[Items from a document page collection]
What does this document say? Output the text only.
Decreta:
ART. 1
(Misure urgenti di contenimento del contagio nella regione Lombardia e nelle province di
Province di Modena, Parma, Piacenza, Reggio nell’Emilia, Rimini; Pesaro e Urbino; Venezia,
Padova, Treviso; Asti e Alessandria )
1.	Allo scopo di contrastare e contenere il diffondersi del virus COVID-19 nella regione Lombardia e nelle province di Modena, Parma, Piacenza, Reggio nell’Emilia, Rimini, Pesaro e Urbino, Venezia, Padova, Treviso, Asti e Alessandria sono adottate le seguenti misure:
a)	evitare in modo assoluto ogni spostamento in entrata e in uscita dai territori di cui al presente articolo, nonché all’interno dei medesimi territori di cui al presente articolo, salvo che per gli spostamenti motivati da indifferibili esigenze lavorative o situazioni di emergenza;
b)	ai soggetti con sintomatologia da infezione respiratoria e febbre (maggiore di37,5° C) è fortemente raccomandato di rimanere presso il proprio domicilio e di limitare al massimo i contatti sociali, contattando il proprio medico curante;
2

...

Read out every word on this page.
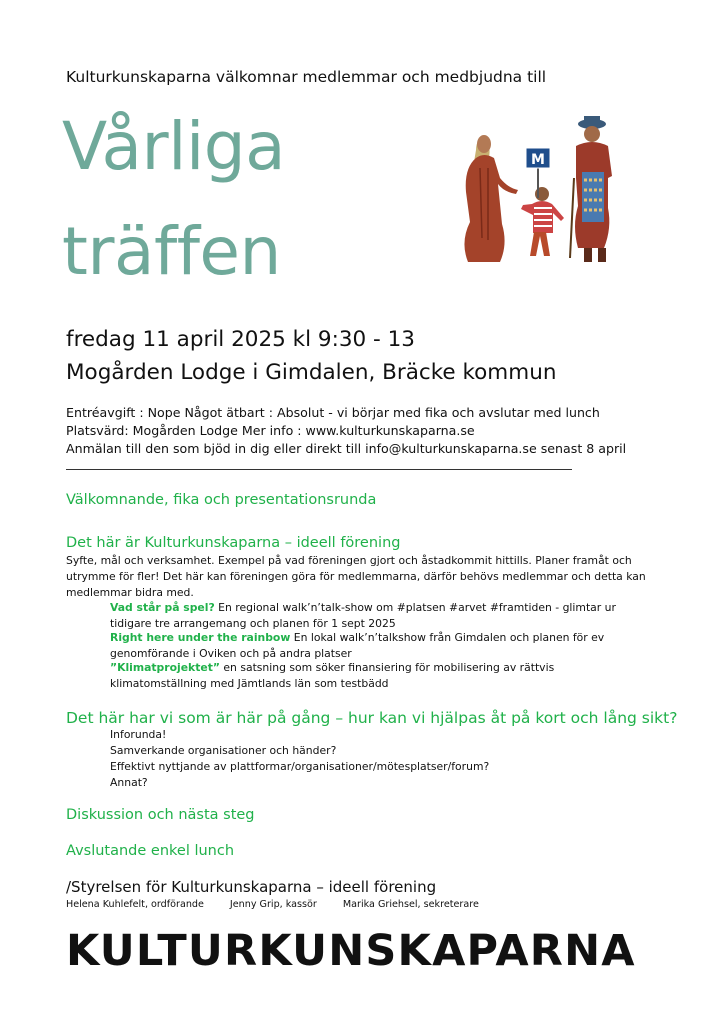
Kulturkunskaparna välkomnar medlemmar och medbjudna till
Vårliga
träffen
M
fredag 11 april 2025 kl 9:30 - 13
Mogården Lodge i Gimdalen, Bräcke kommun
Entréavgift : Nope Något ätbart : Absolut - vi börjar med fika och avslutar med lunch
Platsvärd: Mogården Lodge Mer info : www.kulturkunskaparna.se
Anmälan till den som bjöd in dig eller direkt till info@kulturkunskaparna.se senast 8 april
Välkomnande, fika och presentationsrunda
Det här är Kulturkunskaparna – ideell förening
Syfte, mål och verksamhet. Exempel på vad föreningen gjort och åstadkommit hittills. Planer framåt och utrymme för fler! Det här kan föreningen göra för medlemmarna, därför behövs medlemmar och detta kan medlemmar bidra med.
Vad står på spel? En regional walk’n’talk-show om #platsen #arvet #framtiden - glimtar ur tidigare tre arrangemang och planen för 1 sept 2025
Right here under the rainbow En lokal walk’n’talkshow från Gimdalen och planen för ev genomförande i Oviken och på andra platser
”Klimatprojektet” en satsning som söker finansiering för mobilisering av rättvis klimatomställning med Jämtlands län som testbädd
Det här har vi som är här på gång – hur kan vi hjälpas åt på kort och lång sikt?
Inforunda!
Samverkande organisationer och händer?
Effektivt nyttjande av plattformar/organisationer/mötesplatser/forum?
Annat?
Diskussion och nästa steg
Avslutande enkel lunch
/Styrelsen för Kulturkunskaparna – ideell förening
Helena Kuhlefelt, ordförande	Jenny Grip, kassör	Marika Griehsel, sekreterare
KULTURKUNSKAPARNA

==

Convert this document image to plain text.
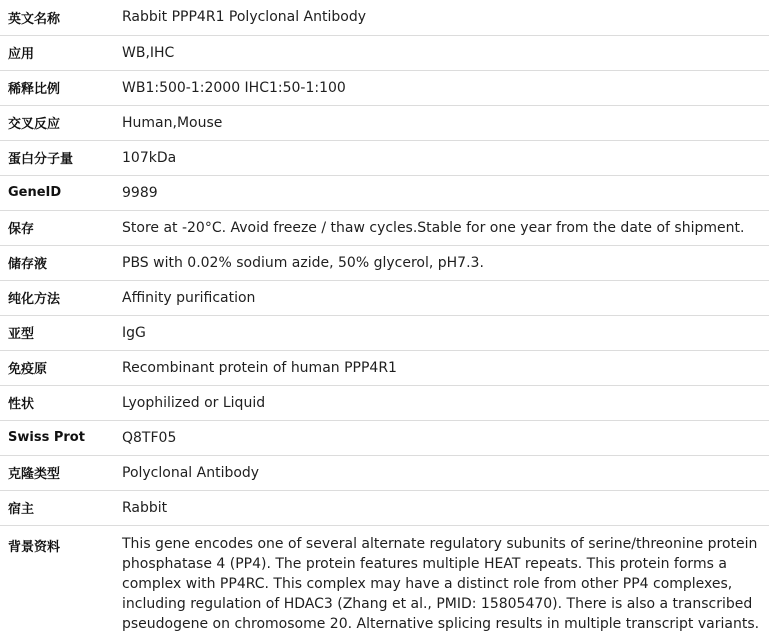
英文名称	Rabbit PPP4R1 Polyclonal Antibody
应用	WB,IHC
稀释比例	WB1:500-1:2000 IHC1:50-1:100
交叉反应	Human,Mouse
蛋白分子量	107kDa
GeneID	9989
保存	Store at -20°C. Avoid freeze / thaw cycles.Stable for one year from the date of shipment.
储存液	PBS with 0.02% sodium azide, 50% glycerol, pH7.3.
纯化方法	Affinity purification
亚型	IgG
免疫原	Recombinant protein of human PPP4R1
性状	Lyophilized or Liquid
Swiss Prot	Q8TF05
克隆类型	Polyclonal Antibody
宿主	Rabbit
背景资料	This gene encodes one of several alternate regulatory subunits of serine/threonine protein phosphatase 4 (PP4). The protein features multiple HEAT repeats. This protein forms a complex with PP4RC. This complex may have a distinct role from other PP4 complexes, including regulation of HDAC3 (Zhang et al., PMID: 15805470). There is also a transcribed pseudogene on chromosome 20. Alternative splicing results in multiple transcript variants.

* _Work instruction_:
Some lines of the records above may hold the word "Modena". Report how many, and nothing else.

* _Exercise result_:
2